◆ **DATASET EXTRACT**
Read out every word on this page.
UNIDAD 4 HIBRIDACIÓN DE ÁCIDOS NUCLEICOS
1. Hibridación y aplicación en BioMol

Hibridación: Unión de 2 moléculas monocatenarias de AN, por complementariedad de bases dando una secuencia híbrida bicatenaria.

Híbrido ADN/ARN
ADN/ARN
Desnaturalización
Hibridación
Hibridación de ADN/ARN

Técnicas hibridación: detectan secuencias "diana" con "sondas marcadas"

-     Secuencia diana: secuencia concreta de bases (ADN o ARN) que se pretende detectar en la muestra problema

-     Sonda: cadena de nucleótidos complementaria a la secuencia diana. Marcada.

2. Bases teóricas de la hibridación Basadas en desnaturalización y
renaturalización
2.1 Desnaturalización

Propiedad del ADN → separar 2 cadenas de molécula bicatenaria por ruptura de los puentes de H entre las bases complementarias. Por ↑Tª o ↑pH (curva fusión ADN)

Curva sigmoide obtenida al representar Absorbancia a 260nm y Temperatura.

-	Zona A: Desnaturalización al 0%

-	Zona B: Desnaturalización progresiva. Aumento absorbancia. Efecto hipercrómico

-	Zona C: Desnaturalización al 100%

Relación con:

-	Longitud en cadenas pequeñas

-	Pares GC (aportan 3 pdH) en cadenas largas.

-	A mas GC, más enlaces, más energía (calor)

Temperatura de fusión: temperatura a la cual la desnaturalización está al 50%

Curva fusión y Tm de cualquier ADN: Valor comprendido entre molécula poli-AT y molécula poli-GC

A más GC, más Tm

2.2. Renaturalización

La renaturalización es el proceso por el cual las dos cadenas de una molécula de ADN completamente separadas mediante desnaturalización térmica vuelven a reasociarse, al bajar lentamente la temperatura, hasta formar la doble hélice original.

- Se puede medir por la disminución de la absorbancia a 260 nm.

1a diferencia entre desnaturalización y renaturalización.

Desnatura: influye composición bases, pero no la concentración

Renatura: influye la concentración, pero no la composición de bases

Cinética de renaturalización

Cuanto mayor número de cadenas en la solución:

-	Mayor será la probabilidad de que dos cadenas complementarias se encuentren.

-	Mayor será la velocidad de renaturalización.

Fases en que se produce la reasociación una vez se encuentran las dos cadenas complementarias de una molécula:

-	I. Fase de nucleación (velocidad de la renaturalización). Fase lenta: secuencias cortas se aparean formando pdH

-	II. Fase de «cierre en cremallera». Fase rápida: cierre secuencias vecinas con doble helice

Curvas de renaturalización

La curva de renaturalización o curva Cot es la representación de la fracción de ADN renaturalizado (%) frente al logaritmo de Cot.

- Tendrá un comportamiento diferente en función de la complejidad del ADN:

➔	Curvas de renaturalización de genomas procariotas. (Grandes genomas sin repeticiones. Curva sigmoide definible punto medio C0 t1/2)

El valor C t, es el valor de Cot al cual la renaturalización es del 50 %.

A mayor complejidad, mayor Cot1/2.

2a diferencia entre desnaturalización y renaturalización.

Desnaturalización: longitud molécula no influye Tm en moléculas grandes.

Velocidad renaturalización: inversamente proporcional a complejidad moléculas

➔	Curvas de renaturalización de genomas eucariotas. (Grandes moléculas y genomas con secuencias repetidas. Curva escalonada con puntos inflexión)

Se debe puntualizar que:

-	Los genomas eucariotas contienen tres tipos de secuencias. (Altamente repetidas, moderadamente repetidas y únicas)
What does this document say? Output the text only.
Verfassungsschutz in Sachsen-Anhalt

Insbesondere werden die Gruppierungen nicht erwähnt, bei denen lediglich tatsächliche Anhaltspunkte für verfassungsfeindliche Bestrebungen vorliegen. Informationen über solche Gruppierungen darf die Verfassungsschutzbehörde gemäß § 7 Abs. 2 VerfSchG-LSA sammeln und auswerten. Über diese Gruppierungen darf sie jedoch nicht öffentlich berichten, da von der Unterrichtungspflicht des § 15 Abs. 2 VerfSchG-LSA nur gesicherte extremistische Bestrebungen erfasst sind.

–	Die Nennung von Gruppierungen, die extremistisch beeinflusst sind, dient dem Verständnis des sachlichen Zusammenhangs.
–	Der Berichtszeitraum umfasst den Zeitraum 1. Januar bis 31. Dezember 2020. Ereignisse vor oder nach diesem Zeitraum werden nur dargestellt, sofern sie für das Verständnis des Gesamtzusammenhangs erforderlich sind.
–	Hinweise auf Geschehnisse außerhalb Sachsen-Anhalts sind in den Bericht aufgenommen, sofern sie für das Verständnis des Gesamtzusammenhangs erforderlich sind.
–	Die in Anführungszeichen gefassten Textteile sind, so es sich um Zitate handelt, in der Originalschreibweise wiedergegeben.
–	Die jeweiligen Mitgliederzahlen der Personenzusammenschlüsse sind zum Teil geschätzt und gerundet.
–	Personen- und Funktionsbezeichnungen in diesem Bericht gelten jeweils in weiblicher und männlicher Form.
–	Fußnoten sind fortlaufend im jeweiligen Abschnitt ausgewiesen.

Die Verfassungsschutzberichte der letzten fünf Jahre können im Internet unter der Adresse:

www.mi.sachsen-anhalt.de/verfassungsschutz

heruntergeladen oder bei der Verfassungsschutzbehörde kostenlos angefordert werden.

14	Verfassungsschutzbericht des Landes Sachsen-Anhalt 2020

◆ **EXERCISE AIM**
Restate each record exactly as written.

◆ **RESPONSE TO THE TASK**
Read out every word on this page.
UNIDAD 4 HIBRIDACIÓN DE ÁCIDOS NUCLEICOS
1. Hibridación y aplicación en BioMol

Hibridación: Unión de 2 moléculas monocatenarias de AN, por complementariedad de bases dando una secuencia híbrida bicatenaria.

Híbrido ADN/ARN
ADN/ARN
Desnaturalización
Hibridación
Hibridación de ADN/ARN

Técnicas hibridación: detectan secuencias "diana" con "sondas marcadas"

-     Secuencia diana: secuencia concreta de bases (ADN o ARN) que se pretende detectar en la muestra problema

-     Sonda: cadena de nucleótidos complementaria a la secuencia diana. Marcada.

2. Bases teóricas de la hibridación Basadas en desnaturalización y
renaturalización
2.1 Desnaturalización

Propiedad del ADN → separar 2 cadenas de molécula bicatenaria por ruptura de los puentes de H entre las bases complementarias. Por ↑Tª o ↑pH (curva fusión ADN)

Curva sigmoide obtenida al representar Absorbancia a 260nm y Temperatura.

-	Zona A: Desnaturalización al 0%

-	Zona B: Desnaturalización progresiva. Aumento absorbancia. Efecto hipercrómico

-	Zona C: Desnaturalización al 100%

Relación con:

-	Longitud en cadenas pequeñas

-	Pares GC (aportan 3 pdH) en cadenas largas.

-	A mas GC, más enlaces, más energía (calor)

Temperatura de fusión: temperatura a la cual la desnaturalización está al 50%

Curva fusión y Tm de cualquier ADN: Valor comprendido entre molécula poli-AT y molécula poli-GC

A más GC, más Tm

2.2. Renaturalización

La renaturalización es el proceso por el cual las dos cadenas de una molécula de ADN completamente separadas mediante desnaturalización térmica vuelven a reasociarse, al bajar lentamente la temperatura, hasta formar la doble hélice original.

- Se puede medir por la disminución de la absorbancia a 260 nm.

1a diferencia entre desnaturalización y renaturalización.

Desnatura: influye composición bases, pero no la concentración

Renatura: influye la concentración, pero no la composición de bases

Cinética de renaturalización

Cuanto mayor número de cadenas en la solución:

-	Mayor será la probabilidad de que dos cadenas complementarias se encuentren.

-	Mayor será la velocidad de renaturalización.

Fases en que se produce la reasociación una vez se encuentran las dos cadenas complementarias de una molécula:

-	I. Fase de nucleación (velocidad de la renaturalización). Fase lenta: secuencias cortas se aparean formando pdH

-	II. Fase de «cierre en cremallera». Fase rápida: cierre secuencias vecinas con doble helice

Curvas de renaturalización

La curva de renaturalización o curva Cot es la representación de la fracción de ADN renaturalizado (%) frente al logaritmo de Cot.

- Tendrá un comportamiento diferente en función de la complejidad del ADN:

➔	Curvas de renaturalización de genomas procariotas. (Grandes genomas sin repeticiones. Curva sigmoide definible punto medio C0 t1/2)

El valor C t, es el valor de Cot al cual la renaturalización es del 50 %.

A mayor complejidad, mayor Cot1/2.

2a diferencia entre desnaturalización y renaturalización.

Desnaturalización: longitud molécula no influye Tm en moléculas grandes.

Velocidad renaturalización: inversamente proporcional a complejidad moléculas

➔	Curvas de renaturalización de genomas eucariotas. (Grandes moléculas y genomas con secuencias repetidas. Curva escalonada con puntos inflexión)

Se debe puntualizar que:

-	Los genomas eucariotas contienen tres tipos de secuencias. (Altamente repetidas, moderadamente repetidas y únicas)
What does this document say? Output the text only.
Verfassungsschutz in Sachsen-Anhalt

Insbesondere werden die Gruppierungen nicht erwähnt, bei denen lediglich tatsächliche Anhaltspunkte für verfassungsfeindliche Bestrebungen vorliegen. Informationen über solche Gruppierungen darf die Verfassungsschutzbehörde gemäß § 7 Abs. 2 VerfSchG-LSA sammeln und auswerten. Über diese Gruppierungen darf sie jedoch nicht öffentlich berichten, da von der Unterrichtungspflicht des § 15 Abs. 2 VerfSchG-LSA nur gesicherte extremistische Bestrebungen erfasst sind.

–	Die Nennung von Gruppierungen, die extremistisch beeinflusst sind, dient dem Verständnis des sachlichen Zusammenhangs.
–	Der Berichtszeitraum umfasst den Zeitraum 1. Januar bis 31. Dezember 2020. Ereignisse vor oder nach diesem Zeitraum werden nur dargestellt, sofern sie für das Verständnis des Gesamtzusammenhangs erforderlich sind.
–	Hinweise auf Geschehnisse außerhalb Sachsen-Anhalts sind in den Bericht aufgenommen, sofern sie für das Verständnis des Gesamtzusammenhangs erforderlich sind.
–	Die in Anführungszeichen gefassten Textteile sind, so es sich um Zitate handelt, in der Originalschreibweise wiedergegeben.
–	Die jeweiligen Mitgliederzahlen der Personenzusammenschlüsse sind zum Teil geschätzt und gerundet.
–	Personen- und Funktionsbezeichnungen in diesem Bericht gelten jeweils in weiblicher und männlicher Form.
–	Fußnoten sind fortlaufend im jeweiligen Abschnitt ausgewiesen.

Die Verfassungsschutzberichte der letzten fünf Jahre können im Internet unter der Adresse:

www.mi.sachsen-anhalt.de/verfassungsschutz

heruntergeladen oder bei der Verfassungsschutzbehörde kostenlos angefordert werden.

14	Verfassungsschutzbericht des Landes Sachsen-Anhalt 2020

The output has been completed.